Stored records
◇ ◇ ◇ ◇ ◇ ◇ ◇

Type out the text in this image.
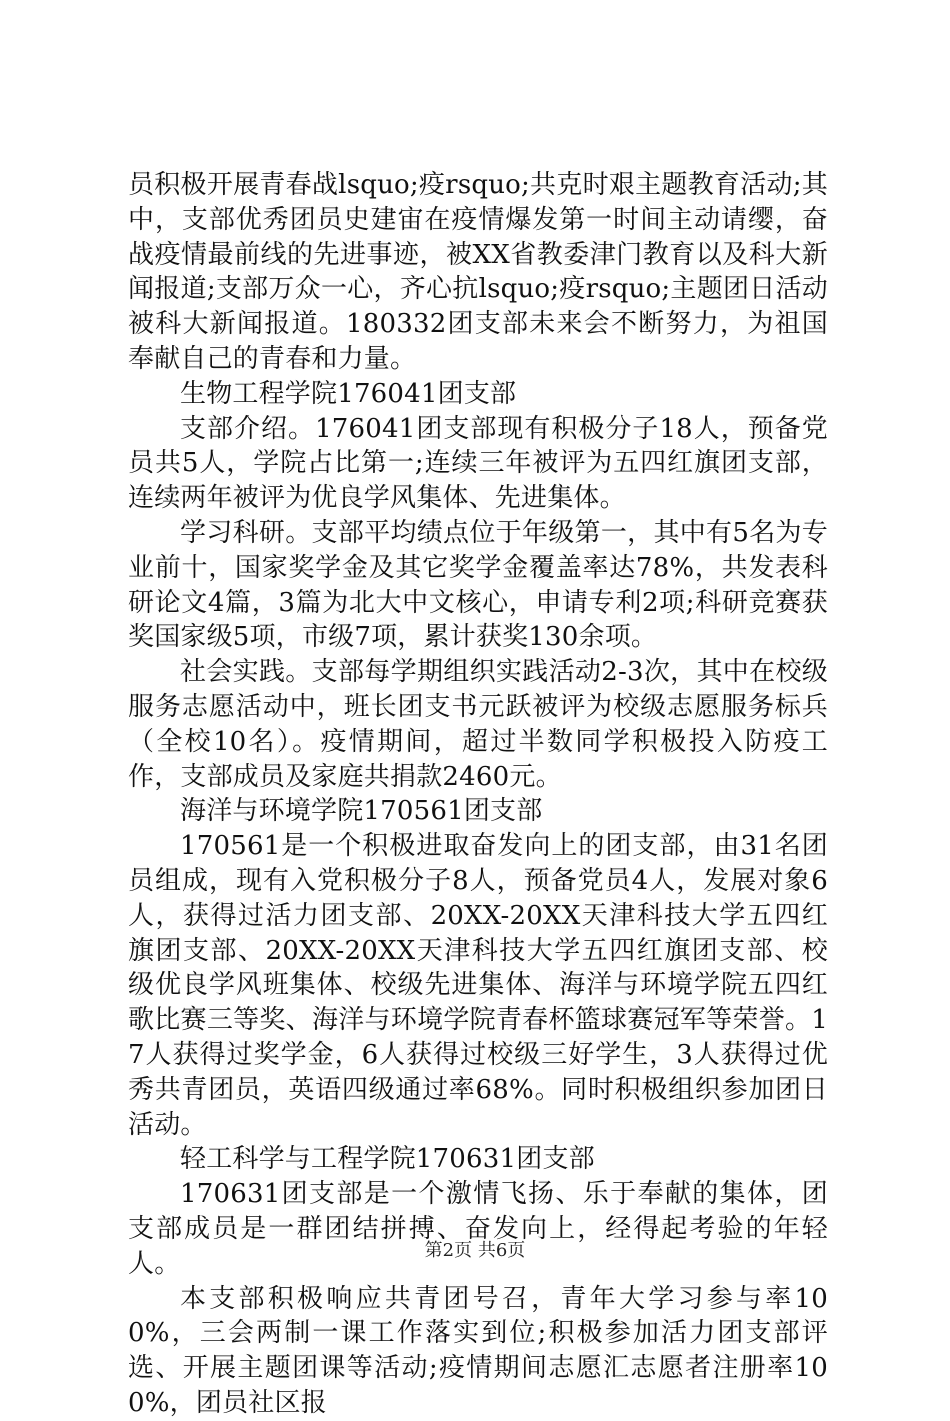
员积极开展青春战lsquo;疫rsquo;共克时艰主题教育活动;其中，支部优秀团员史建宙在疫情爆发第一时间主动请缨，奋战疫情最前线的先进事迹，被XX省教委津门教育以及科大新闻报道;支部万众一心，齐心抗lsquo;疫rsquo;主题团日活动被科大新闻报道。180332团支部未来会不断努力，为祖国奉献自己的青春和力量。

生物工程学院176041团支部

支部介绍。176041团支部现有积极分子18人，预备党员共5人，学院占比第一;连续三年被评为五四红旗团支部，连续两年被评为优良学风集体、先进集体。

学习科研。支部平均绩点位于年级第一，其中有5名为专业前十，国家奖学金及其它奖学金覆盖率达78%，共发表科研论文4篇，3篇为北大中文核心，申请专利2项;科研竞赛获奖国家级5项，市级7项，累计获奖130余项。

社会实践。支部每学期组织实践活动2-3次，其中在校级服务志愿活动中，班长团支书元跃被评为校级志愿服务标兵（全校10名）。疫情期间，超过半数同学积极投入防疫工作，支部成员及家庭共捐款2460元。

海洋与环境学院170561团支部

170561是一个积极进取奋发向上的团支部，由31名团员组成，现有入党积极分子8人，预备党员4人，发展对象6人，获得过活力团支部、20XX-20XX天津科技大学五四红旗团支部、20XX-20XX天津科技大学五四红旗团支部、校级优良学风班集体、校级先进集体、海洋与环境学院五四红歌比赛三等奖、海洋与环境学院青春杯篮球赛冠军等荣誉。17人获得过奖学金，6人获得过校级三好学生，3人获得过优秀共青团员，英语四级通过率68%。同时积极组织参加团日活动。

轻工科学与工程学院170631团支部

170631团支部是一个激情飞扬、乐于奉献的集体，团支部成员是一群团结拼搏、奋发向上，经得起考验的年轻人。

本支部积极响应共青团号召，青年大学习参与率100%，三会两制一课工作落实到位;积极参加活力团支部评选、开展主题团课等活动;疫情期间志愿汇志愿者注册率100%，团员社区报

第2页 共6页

◇ ◇ ◇ ◇ ◇ ◇ ◇

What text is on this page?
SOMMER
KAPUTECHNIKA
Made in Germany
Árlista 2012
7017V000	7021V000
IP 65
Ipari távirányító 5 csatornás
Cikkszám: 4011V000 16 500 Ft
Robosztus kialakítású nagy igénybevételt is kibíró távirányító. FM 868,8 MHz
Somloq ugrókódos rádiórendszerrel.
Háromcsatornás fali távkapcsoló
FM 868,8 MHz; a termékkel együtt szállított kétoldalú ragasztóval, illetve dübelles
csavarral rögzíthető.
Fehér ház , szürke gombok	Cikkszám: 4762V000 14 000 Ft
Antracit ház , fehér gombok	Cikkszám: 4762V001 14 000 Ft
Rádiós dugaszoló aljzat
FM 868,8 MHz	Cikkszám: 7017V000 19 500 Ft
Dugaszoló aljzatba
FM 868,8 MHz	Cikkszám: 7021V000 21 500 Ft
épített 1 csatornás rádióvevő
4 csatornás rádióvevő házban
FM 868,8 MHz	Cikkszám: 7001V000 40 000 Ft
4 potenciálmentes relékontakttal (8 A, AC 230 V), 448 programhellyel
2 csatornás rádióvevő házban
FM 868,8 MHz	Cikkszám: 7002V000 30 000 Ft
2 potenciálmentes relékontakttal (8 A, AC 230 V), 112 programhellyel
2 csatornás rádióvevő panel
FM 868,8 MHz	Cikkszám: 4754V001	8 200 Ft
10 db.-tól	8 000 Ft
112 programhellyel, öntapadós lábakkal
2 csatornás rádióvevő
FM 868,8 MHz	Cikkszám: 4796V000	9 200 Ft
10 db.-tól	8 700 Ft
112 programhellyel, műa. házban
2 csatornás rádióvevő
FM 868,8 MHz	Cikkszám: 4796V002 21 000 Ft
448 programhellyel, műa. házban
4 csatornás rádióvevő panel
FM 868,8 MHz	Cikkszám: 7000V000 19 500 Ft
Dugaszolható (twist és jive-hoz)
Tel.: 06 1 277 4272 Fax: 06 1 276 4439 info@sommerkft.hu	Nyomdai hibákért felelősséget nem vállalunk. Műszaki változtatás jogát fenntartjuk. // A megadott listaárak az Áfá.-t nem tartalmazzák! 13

◇ ◇ ◇ ◇ ◇ ◇ ◇

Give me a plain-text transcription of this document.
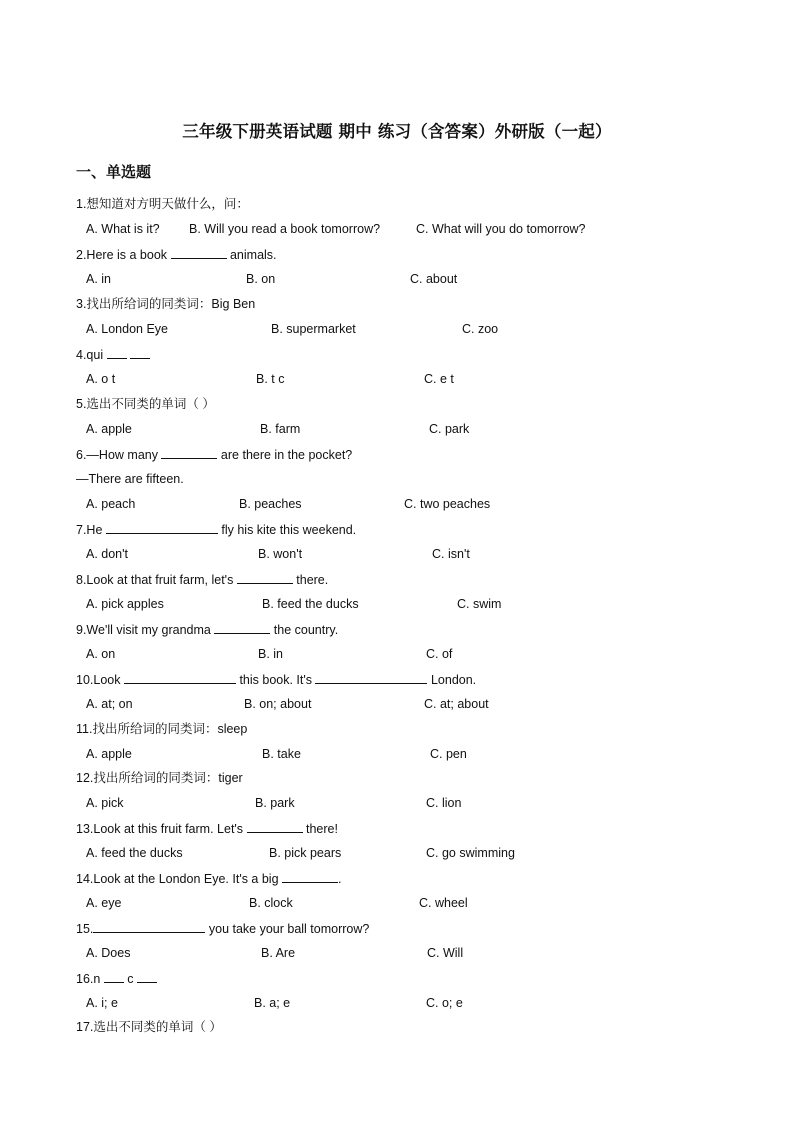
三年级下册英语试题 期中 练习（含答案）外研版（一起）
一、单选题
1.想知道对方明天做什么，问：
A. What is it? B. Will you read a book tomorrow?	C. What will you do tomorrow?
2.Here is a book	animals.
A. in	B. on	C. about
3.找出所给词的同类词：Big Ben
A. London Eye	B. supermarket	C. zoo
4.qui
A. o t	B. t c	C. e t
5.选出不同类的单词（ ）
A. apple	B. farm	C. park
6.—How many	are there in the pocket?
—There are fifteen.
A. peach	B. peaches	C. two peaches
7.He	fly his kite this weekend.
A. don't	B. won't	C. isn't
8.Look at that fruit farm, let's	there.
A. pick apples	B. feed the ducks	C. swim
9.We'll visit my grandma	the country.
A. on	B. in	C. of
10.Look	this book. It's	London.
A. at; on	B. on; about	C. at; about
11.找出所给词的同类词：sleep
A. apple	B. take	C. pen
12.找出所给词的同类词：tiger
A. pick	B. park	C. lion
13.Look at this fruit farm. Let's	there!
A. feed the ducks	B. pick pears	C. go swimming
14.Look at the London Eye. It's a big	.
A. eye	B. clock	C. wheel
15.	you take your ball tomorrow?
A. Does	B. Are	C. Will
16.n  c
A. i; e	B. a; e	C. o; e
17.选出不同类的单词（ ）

◇ ◇ ◇ ◇ ◇ ◇ ◇

■ **Instructions to follow**
Only lines holding the string "pick" are wanted; gather each one from the entries above.

■ **Written answer**
A. pick apples	B. feed the ducks	C. swim
A. pick	B. park	C. lion
A. feed the ducks	B. pick pears	C. go swimming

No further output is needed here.